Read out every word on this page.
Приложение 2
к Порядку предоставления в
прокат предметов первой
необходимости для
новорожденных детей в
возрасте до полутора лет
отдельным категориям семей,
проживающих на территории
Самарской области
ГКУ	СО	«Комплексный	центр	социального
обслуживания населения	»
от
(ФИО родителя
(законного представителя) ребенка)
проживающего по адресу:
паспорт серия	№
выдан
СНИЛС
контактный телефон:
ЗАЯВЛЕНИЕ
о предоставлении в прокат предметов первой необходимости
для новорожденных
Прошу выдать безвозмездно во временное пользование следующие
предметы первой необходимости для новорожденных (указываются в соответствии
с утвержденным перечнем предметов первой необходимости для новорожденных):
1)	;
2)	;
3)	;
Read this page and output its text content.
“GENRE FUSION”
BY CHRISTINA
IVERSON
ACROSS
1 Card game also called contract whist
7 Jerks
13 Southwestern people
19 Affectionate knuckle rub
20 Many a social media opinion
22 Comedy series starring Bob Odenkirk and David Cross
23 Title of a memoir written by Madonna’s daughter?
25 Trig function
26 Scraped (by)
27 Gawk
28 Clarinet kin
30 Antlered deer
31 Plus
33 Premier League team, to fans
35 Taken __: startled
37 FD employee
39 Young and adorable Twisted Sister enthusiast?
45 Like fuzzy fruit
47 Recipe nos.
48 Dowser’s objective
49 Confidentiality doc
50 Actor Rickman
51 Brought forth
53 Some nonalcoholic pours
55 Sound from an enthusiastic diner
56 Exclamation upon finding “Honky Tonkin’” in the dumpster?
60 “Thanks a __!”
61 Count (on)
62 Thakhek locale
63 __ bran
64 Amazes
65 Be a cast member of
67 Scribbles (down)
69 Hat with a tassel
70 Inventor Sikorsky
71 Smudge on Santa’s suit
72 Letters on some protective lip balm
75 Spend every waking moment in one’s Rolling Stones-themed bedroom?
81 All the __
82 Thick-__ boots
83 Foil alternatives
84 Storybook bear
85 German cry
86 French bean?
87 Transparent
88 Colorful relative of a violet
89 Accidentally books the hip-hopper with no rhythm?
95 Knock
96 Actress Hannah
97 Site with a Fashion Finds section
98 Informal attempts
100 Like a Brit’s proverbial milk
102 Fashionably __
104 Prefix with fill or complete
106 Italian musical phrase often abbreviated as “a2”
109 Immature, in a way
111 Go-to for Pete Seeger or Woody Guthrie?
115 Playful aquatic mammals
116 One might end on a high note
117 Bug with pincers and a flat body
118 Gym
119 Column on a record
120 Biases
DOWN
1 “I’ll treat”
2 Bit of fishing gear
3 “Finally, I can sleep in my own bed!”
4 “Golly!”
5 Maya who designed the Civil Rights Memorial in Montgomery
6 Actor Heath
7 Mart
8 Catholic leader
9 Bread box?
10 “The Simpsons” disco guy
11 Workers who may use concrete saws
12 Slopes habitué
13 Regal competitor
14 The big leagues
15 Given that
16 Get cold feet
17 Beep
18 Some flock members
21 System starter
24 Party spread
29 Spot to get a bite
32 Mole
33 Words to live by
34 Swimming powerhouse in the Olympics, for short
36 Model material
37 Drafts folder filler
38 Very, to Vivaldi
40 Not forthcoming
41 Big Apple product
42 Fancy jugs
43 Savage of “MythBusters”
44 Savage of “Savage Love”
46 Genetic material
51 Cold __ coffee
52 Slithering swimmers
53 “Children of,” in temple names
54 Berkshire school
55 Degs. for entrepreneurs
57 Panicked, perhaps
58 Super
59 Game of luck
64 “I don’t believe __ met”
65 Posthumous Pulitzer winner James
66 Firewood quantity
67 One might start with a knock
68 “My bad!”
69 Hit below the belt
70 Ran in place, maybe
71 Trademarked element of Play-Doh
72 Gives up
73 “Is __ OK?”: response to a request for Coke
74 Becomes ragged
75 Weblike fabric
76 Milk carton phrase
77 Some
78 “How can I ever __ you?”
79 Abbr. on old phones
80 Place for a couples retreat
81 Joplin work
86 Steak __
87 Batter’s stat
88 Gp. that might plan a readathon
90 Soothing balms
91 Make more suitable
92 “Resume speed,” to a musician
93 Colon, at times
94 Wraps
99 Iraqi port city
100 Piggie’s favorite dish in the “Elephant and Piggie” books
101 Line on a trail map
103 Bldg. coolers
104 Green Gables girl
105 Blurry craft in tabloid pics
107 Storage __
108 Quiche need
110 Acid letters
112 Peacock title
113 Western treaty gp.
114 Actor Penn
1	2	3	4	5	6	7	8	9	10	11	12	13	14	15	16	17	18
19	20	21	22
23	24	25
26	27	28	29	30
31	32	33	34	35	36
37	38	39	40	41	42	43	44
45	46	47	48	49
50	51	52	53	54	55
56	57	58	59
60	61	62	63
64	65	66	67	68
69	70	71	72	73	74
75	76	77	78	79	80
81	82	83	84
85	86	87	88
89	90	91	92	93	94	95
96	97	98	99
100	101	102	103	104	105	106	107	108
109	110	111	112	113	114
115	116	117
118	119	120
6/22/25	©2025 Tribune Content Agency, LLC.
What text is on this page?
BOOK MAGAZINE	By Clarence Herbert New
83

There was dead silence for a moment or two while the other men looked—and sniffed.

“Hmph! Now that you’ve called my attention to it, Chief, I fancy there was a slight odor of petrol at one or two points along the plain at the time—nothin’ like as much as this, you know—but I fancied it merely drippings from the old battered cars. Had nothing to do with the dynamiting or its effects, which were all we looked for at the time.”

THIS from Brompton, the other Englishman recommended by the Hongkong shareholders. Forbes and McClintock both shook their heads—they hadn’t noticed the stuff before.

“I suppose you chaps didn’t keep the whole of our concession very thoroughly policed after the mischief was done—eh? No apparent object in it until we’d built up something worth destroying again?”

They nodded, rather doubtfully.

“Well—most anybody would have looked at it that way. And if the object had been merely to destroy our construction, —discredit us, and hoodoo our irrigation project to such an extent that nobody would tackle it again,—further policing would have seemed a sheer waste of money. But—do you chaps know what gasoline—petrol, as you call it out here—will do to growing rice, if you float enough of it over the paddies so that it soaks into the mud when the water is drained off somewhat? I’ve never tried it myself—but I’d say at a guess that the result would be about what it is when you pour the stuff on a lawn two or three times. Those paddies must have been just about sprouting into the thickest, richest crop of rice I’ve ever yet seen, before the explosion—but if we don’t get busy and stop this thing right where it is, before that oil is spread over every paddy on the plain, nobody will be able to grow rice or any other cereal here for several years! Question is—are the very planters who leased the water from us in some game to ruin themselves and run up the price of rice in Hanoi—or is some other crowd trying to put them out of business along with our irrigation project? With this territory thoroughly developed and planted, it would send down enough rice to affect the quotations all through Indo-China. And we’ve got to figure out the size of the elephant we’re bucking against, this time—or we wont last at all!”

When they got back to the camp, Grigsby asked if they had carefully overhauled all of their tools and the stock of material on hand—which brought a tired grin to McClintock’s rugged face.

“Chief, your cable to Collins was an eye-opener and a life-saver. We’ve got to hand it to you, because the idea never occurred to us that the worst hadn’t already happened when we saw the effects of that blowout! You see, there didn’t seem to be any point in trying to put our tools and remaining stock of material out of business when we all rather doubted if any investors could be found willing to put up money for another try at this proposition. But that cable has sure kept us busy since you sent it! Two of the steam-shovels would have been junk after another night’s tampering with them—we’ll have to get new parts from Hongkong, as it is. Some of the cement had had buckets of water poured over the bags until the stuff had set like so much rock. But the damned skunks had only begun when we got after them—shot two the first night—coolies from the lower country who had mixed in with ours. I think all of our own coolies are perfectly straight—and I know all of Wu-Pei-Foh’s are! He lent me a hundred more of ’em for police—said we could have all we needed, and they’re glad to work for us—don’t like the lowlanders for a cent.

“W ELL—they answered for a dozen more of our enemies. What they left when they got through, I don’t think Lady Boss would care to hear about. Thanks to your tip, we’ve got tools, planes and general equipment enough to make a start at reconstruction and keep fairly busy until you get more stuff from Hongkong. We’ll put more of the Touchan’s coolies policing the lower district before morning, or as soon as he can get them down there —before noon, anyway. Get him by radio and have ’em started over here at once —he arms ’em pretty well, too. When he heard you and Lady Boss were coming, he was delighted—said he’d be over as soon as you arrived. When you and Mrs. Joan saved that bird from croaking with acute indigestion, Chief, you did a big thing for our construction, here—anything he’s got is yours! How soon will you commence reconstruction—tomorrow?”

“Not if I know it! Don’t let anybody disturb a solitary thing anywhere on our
++++++++++++++++++++
Job
The answer is one number: how many lines of the material above contain "предметов".

Written answer
3